Objective:
Copy every line, leaving nothing out and adding nothing.

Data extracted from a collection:
※
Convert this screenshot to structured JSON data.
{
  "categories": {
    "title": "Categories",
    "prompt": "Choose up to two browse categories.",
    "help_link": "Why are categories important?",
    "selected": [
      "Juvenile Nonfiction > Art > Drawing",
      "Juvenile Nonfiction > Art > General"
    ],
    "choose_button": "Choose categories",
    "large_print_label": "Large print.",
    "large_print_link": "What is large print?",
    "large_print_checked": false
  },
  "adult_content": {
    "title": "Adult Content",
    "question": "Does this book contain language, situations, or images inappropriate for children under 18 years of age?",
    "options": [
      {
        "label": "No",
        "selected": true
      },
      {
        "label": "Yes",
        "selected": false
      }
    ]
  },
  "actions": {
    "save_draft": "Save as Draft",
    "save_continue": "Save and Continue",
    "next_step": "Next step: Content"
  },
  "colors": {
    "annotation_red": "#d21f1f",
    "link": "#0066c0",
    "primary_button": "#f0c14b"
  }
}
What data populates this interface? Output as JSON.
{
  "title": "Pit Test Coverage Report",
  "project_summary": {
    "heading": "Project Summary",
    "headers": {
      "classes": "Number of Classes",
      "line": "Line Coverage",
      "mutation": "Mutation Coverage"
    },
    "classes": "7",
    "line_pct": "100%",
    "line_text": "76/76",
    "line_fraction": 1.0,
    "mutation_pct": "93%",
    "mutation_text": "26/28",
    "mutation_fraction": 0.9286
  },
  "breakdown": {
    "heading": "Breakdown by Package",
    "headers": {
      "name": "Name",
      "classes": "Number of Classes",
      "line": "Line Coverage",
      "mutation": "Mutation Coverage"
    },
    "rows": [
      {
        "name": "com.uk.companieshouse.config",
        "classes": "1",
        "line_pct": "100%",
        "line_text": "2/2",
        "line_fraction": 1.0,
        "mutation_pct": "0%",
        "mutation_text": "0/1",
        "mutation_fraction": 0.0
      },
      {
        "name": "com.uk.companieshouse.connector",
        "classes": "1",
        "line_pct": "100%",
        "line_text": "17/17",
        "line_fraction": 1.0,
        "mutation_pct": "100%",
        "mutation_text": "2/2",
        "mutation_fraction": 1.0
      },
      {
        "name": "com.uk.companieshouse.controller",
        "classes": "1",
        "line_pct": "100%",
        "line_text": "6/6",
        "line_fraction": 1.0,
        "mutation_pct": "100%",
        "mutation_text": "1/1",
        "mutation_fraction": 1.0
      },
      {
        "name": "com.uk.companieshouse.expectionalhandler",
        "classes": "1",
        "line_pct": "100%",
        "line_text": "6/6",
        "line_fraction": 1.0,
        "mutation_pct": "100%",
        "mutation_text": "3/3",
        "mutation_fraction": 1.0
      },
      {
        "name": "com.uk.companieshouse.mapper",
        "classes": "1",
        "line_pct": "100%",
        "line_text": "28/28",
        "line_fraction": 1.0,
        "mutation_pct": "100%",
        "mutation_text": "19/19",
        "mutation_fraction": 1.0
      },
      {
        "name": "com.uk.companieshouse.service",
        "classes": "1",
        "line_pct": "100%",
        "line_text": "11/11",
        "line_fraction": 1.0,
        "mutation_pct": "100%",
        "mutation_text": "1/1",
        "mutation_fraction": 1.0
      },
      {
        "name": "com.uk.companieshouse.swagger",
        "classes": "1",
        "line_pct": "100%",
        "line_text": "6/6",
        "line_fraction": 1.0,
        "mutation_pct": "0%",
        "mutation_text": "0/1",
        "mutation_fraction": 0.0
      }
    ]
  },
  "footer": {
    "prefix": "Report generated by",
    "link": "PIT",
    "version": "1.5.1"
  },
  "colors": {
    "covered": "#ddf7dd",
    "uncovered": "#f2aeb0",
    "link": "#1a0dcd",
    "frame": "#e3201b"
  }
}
※
Expected output:
Convert this screenshot to structured JSON data.
{
  "categories": {
    "title": "Categories",
    "prompt": "Choose up to two browse categories.",
    "help_link": "Why are categories important?",
    "selected": [
      "Juvenile Nonfiction > Art > Drawing",
      "Juvenile Nonfiction > Art > General"
    ],
    "choose_button": "Choose categories",
    "large_print_label": "Large print.",
    "large_print_link": "What is large print?",
    "large_print_checked": false
  },
  "adult_content": {
    "title": "Adult Content",
    "question": "Does this book contain language, situations, or images inappropriate for children under 18 years of age?",
    "options": [
      {
        "label": "No",
        "selected": true
      },
      {
        "label": "Yes",
        "selected": false
      }
    ]
  },
  "actions": {
    "save_draft": "Save as Draft",
    "save_continue": "Save and Continue",
    "next_step": "Next step: Content"
  },
  "colors": {
    "annotation_red": "#d21f1f",
    "link": "#0066c0",
    "primary_button": "#f0c14b"
  }
}
What data populates this interface? Output as JSON.
{
  "title": "Pit Test Coverage Report",
  "project_summary": {
    "heading": "Project Summary",
    "headers": {
      "classes": "Number of Classes",
      "line": "Line Coverage",
      "mutation": "Mutation Coverage"
    },
    "classes": "7",
    "line_pct": "100%",
    "line_text": "76/76",
    "line_fraction": 1.0,
    "mutation_pct": "93%",
    "mutation_text": "26/28",
    "mutation_fraction": 0.9286
  },
  "breakdown": {
    "heading": "Breakdown by Package",
    "headers": {
      "name": "Name",
      "classes": "Number of Classes",
      "line": "Line Coverage",
      "mutation": "Mutation Coverage"
    },
    "rows": [
      {
        "name": "com.uk.companieshouse.config",
        "classes": "1",
        "line_pct": "100%",
        "line_text": "2/2",
        "line_fraction": 1.0,
        "mutation_pct": "0%",
        "mutation_text": "0/1",
        "mutation_fraction": 0.0
      },
      {
        "name": "com.uk.companieshouse.connector",
        "classes": "1",
        "line_pct": "100%",
        "line_text": "17/17",
        "line_fraction": 1.0,
        "mutation_pct": "100%",
        "mutation_text": "2/2",
        "mutation_fraction": 1.0
      },
      {
        "name": "com.uk.companieshouse.controller",
        "classes": "1",
        "line_pct": "100%",
        "line_text": "6/6",
        "line_fraction": 1.0,
        "mutation_pct": "100%",
        "mutation_text": "1/1",
        "mutation_fraction": 1.0
      },
      {
        "name": "com.uk.companieshouse.expectionalhandler",
        "classes": "1",
        "line_pct": "100%",
        "line_text": "6/6",
        "line_fraction": 1.0,
        "mutation_pct": "100%",
        "mutation_text": "3/3",
        "mutation_fraction": 1.0
      },
      {
        "name": "com.uk.companieshouse.mapper",
        "classes": "1",
        "line_pct": "100%",
        "line_text": "28/28",
        "line_fraction": 1.0,
        "mutation_pct": "100%",
        "mutation_text": "19/19",
        "mutation_fraction": 1.0
      },
      {
        "name": "com.uk.companieshouse.service",
        "classes": "1",
        "line_pct": "100%",
        "line_text": "11/11",
        "line_fraction": 1.0,
        "mutation_pct": "100%",
        "mutation_text": "1/1",
        "mutation_fraction": 1.0
      },
      {
        "name": "com.uk.companieshouse.swagger",
        "classes": "1",
        "line_pct": "100%",
        "line_text": "6/6",
        "line_fraction": 1.0,
        "mutation_pct": "0%",
        "mutation_text": "0/1",
        "mutation_fraction": 0.0
      }
    ]
  },
  "footer": {
    "prefix": "Report generated by",
    "link": "PIT",
    "version": "1.5.1"
  },
  "colors": {
    "covered": "#ddf7dd",
    "uncovered": "#f2aeb0",
    "link": "#1a0dcd",
    "frame": "#e3201b"
  }
}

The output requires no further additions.